CONSEGNE DELL'ESERCIZIO
A: In base alla presentazione del libro «La leggenda dei prescelti», spiega perché la terra di Maragus vive nel terrore.
B: Prosegui la presentazione del libro «La leggenda dei prescelti» continuando l'estratto del prologo dopo la frase finale «Brandivano grosse asce da guerra e spade di metallo.»
==== BRANO DELL'ESERCIZIO
Lettori fissi

domenica 13 luglio 2014

Presentazione: "La leggenda dei prescelti" di David Gasparini (selfpublishing)


Trama: Maragus è una terra che vive nel terrore. Un demone spietato l'ha ormai 
assediata uccidendo i suoi abitanti. Alcuni intrepidi eroi si oppongono a 
loro: 
un'elfa, un'elfa oscura, un mago, e un nano, che intraprenderanno un 
avventuroso viaggio nell'impresa di sconfiggere il demone. Nel frattempo una 
divinità raggiungerà Maragus per portare a termine un'importante missione per 
il bene di tutti. Riuscirà il potere della luce a sconfiggere le tenebre?




Estratto del prologo: Aveva tanti appellativi, ma la gente lo temeva con un 
solo titolo: Signore del Chaos; il suo vero nome era come avvolto dal 
mistero. 
Era un Dragus, una delle più potenti razze discendenti dai Demoni.
Fissava compiaciuto l’avanzare dei suoi adepti: esseri inumani che
trascinavano dietro di sé una scia di morte e distruzione. Esseri tanto 
mostruosi quanto non se ne erano mai visti prima: avevano lunghe zanne 
argentate che sbucavano dalle fauci spalancate, la pelle rosata e ossuta, e 
occhi rossi e fluorescenti che illuminavano l’ambiente notturno. Brandivano 
grosse asce da guerra e spade di metallo.
========
==== DATI DI PARTENZA
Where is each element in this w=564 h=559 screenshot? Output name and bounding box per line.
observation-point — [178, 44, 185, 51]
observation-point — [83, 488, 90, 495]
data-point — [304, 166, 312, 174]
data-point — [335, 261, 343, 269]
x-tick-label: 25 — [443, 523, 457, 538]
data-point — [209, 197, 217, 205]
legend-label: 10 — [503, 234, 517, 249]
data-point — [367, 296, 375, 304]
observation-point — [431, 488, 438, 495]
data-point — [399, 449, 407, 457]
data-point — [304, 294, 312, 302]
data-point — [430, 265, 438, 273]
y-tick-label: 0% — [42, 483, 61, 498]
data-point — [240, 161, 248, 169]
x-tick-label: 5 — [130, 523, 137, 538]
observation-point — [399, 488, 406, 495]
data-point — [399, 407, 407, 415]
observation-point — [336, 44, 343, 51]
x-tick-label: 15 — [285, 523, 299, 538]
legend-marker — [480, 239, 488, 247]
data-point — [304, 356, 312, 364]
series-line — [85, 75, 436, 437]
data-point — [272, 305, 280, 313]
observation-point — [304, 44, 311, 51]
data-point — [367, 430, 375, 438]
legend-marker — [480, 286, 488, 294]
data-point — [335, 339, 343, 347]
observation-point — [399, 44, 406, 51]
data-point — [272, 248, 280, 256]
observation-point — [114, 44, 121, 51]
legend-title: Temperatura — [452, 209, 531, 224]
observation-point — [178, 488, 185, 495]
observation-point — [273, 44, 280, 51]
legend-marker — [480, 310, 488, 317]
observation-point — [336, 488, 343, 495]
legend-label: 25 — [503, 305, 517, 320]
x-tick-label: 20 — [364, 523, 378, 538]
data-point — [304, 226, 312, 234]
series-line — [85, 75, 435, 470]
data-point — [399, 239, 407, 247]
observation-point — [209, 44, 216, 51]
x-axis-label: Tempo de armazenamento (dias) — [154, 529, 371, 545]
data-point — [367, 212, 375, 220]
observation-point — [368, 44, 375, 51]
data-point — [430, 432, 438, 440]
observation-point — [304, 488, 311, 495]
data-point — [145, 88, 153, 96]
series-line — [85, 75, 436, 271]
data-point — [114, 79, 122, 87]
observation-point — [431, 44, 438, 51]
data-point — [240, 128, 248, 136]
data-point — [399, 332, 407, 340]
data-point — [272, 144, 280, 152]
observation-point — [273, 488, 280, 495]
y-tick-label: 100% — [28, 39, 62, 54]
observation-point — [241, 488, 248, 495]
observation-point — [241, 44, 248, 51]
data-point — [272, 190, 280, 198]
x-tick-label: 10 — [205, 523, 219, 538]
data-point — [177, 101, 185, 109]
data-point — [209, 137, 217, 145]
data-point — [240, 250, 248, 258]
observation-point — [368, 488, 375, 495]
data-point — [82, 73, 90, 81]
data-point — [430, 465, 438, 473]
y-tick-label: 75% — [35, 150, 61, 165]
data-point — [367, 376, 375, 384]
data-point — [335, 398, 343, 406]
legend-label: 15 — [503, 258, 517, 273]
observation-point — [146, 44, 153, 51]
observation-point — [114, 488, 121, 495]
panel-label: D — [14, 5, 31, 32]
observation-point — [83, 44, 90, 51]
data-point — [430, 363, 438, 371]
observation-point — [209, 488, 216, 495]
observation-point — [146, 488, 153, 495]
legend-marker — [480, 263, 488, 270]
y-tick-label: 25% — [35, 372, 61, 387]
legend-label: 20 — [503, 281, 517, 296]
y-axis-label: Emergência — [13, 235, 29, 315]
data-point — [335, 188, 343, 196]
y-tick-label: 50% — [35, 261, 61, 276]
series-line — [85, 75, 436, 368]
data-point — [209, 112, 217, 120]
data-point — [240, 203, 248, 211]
========
SOLUZIONI IN ORDINE
A: Maragus vive nel terrore perché un demone spietato l'ha ormai assediata e ne sta uccidendo gli abitanti.

B:
Tirava un forte vento di desolazione e distruzione: la sua canottiera nera 
era sferzata da forti raffiche, mentre i capelli color rame gli ondeggiavano 
sulle spalle e gli occhi ambrati luccicavano in quella notte così spettrale. Una 
profonda cicatrice partiva dalla mandibola inferiore e andava a unirsi all’
occhio destro, e nel palmo della mano destra era evidente uno strano simbolo 
forma di V che sembrava, più che altro, un marchio impresso nella pelle con 
il fuoco che gli sarebbe rimasto per il resto della sua vita. 
Vide le fiamme ardere e divampare sempre più alte: il villaggio era 
spacciato. 
Una dopo l’altra, le piccole costruzioni cadevano sotto la potenza
inarrestabile dell’incendio e gli abitanti del piccolo villaggio correvano da 
ogni parte con il cuore che sembrava scoppiargli nel petto. Donne, uomini e 
persino bambini: quegli esseri non si sarebbero fermati finché l’ultimo 
essere vivente non avesse cessato di esistere. Ormai gli edifici erano circondati da 
alti muri di fuoco, il cielo stellato era rossastro, un odore di morte 
aleggiava nell’aria e nero fumo si innalzava dalle fiamme. Cadaveri di 
uomini, donne e bambini erano ammassati l’uno sopra all’altro e giacevano in una 
pozzanghera di sangue. 
Alcuni avevano tentato di combattere la minaccia, ma senza molti risultati. 
Quegli esseri rispondevano al nome di Vortha Dur, una parola dell’antica 
lingua degli Elfi che significava morte oscura.